"""
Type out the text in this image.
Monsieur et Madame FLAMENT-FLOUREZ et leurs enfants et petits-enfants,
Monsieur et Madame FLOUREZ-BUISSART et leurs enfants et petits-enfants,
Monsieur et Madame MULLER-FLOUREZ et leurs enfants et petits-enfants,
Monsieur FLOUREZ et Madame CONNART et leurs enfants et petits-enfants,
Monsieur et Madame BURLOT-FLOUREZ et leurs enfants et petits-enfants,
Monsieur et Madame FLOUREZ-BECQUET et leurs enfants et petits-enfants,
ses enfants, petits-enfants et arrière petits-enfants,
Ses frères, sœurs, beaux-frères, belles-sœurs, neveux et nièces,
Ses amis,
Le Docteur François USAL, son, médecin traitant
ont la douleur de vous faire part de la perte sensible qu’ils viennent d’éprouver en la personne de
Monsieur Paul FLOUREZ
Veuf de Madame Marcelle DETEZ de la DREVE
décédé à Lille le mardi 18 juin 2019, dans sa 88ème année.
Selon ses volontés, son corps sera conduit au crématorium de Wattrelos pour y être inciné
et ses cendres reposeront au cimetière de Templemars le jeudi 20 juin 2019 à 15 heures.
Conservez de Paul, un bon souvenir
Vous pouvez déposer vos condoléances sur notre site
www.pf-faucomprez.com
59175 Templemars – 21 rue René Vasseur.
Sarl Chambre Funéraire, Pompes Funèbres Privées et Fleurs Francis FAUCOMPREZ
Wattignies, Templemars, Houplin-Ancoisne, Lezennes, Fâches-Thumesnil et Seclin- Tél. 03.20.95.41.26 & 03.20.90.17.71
"""
"""
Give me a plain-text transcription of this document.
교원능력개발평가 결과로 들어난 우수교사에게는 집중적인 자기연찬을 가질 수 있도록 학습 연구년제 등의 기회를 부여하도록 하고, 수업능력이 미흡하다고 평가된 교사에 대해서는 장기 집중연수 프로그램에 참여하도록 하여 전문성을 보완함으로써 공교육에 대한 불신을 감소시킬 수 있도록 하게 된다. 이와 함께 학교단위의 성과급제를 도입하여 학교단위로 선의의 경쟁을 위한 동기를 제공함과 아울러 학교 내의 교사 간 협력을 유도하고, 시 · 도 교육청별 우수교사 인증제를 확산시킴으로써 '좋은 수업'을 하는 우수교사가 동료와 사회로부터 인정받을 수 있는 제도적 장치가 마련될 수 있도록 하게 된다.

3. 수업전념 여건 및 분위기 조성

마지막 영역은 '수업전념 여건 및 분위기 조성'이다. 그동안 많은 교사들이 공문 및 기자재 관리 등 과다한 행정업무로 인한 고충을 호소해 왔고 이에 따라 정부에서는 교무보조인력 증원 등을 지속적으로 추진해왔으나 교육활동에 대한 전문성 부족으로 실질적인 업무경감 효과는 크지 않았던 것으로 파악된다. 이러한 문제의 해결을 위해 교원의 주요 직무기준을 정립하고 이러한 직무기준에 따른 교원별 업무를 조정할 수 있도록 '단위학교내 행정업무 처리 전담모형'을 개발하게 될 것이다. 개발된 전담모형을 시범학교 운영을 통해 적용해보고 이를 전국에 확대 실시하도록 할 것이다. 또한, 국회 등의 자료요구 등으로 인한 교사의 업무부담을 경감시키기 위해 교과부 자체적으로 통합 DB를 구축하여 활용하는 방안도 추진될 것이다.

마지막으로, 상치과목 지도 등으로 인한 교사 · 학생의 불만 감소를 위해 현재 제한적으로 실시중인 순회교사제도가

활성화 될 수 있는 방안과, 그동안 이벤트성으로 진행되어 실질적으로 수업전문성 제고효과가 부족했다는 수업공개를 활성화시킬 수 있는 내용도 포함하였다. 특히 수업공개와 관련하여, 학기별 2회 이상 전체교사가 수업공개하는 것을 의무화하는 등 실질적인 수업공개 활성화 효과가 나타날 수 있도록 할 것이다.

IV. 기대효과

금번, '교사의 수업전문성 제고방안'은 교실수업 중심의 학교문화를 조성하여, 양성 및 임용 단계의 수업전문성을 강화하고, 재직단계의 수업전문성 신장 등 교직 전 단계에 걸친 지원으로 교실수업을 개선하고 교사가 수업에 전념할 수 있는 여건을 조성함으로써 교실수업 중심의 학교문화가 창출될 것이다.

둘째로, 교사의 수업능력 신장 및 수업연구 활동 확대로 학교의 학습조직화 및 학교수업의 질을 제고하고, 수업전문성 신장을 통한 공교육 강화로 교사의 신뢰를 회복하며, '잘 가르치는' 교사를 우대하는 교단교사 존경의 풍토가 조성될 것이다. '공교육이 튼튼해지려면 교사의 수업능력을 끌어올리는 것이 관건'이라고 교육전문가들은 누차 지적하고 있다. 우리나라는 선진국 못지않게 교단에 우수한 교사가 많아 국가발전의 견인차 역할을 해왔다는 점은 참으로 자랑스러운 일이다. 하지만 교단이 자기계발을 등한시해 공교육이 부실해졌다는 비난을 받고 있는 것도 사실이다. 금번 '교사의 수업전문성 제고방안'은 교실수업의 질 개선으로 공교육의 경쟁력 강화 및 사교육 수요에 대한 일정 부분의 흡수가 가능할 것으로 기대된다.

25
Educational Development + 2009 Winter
"""
"""
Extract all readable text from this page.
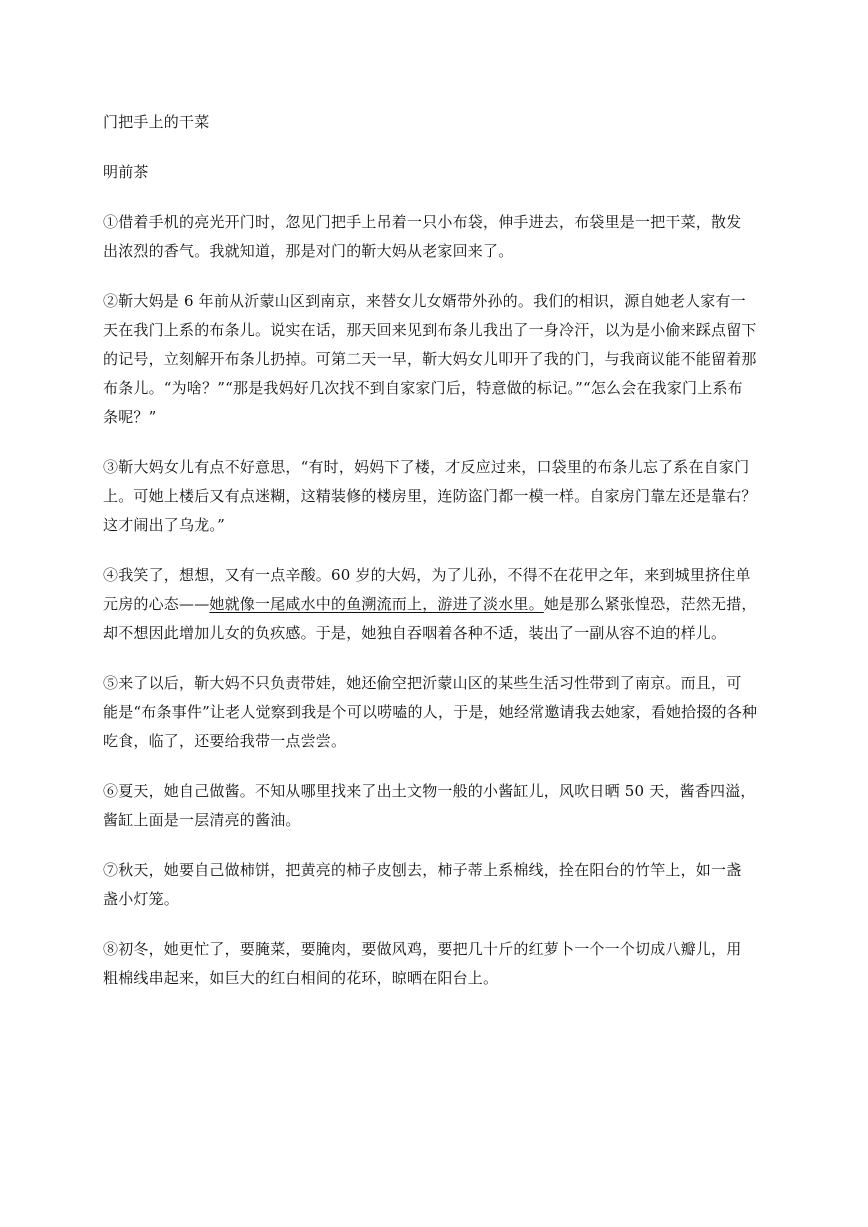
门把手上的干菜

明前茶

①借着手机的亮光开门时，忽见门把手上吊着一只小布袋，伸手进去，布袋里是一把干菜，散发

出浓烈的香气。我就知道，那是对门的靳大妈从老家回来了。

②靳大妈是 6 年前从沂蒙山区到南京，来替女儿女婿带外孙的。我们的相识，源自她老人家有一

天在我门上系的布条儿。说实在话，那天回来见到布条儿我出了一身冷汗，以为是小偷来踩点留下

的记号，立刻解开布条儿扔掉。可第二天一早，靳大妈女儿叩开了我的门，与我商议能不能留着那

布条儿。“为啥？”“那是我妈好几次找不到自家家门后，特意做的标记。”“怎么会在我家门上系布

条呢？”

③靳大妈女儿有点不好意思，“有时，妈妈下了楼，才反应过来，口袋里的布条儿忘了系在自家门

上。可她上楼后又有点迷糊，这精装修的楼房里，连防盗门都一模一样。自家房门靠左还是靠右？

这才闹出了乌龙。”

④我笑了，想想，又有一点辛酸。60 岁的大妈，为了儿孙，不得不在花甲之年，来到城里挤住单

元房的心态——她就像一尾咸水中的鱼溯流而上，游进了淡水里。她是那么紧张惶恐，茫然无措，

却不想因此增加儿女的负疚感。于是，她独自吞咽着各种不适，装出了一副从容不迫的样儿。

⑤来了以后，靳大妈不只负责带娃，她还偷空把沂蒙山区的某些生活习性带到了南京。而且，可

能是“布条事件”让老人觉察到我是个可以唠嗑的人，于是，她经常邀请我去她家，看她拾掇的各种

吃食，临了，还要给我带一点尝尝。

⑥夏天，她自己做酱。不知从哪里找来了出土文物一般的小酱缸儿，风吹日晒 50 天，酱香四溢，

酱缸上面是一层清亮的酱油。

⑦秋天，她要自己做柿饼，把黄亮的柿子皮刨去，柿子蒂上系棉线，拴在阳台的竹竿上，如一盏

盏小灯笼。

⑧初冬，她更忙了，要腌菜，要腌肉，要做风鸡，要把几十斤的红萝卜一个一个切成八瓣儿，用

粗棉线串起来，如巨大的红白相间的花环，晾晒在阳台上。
"""
▸ **Task instructions**
Which lines of the material contain the string "Madame"? List each of them.

▸ **The output**
Monsieur et Madame FLAMENT-FLOUREZ et leurs enfants et petits-enfants,
Monsieur et Madame FLOUREZ-BUISSART et leurs enfants et petits-enfants,
Monsieur et Madame MULLER-FLOUREZ et leurs enfants et petits-enfants,
Monsieur FLOUREZ et Madame CONNART et leurs enfants et petits-enfants,
Monsieur et Madame BURLOT-FLOUREZ et leurs enfants et petits-enfants,
Monsieur et Madame FLOUREZ-BECQUET et leurs enfants et petits-enfants,
Veuf de Madame Marcelle DETEZ de la DREVE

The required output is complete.